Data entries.
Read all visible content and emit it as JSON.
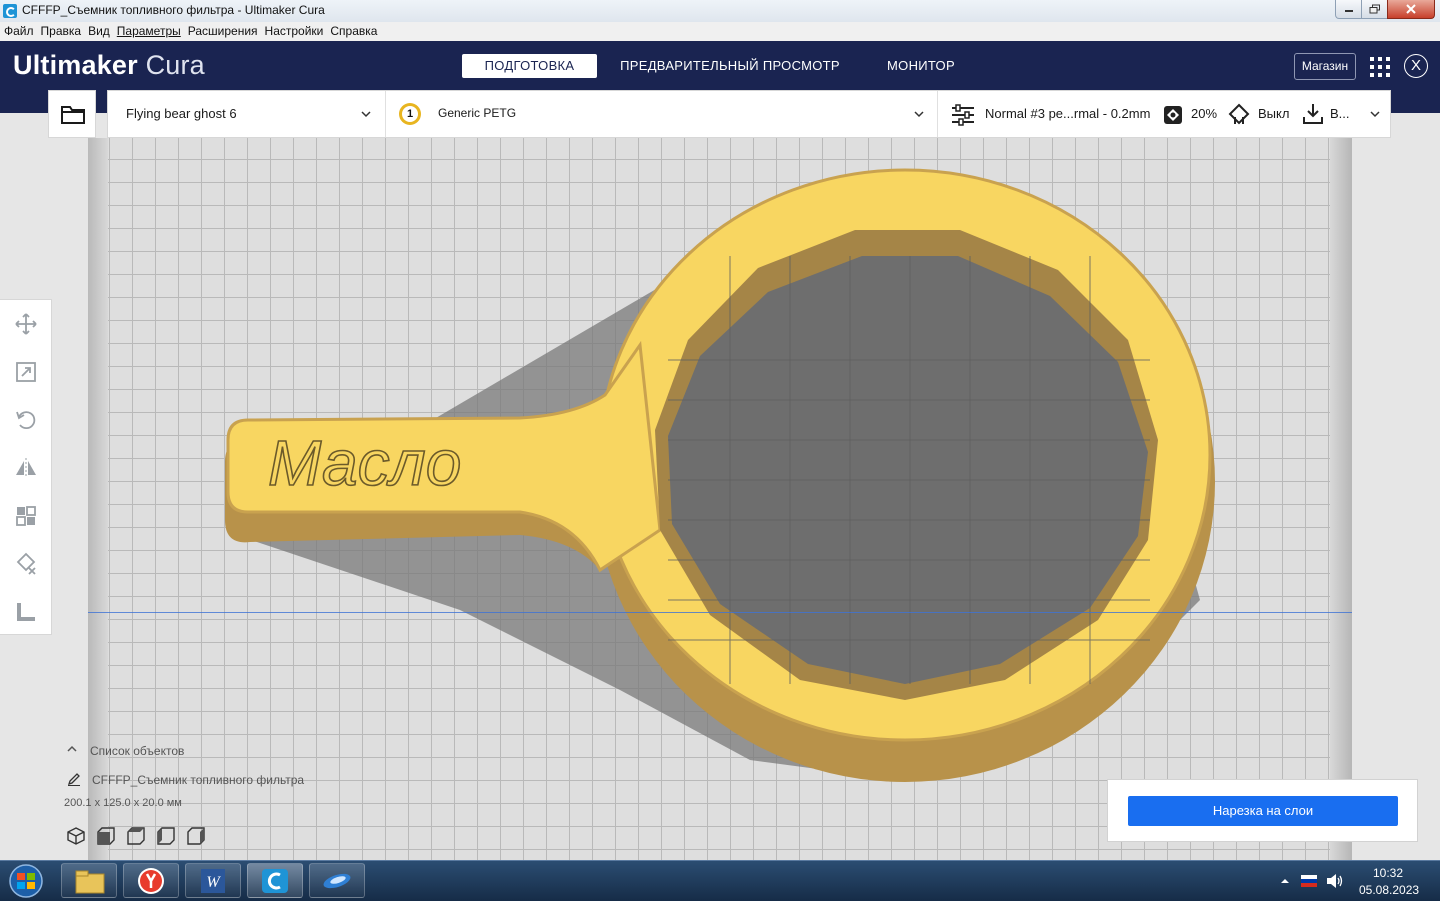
{
  "window": {
    "title": "CFFFP_Съемник топливного фильтра - Ultimaker Cura"
  },
  "menu": [
    "Файл",
    "Правка",
    "Вид",
    "Параметры",
    "Расширения",
    "Настройки",
    "Справка"
  ],
  "header": {
    "logo_bold": "Ultimaker",
    "logo_light": "Cura",
    "tabs": [
      {
        "label": "ПОДГОТОВКА",
        "active": true
      },
      {
        "label": "ПРЕДВАРИТЕЛЬНЫЙ ПРОСМОТР",
        "active": false
      },
      {
        "label": "МОНИТОР",
        "active": false
      }
    ],
    "marketplace": "Магазин"
  },
  "toolbar": {
    "printer": "Flying bear ghost 6",
    "extruder_number": "1",
    "material": "Generic PETG",
    "profile": "Normal #3 pe...rmal - 0.2mm",
    "infill": "20%",
    "support": "Выкл",
    "adhesion": "В..."
  },
  "model": {
    "label_text": "Масло",
    "color": "#f8d661"
  },
  "objects": {
    "header": "Список объектов",
    "name": "CFFFP_Съемник топливного фильтра",
    "dimensions": "200.1 x 125.0 x 20.0 мм"
  },
  "slice": {
    "button_label": "Нарезка на слои",
    "accent": "#196ef0"
  },
  "taskbar": {
    "time": "10:32",
    "date": "05.08.2023"
  }
}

THE REQUEST.
Check each line in the records for the word "Ultimaker" and say how many have it, with nothing else.

RIGHT ANSWER.
2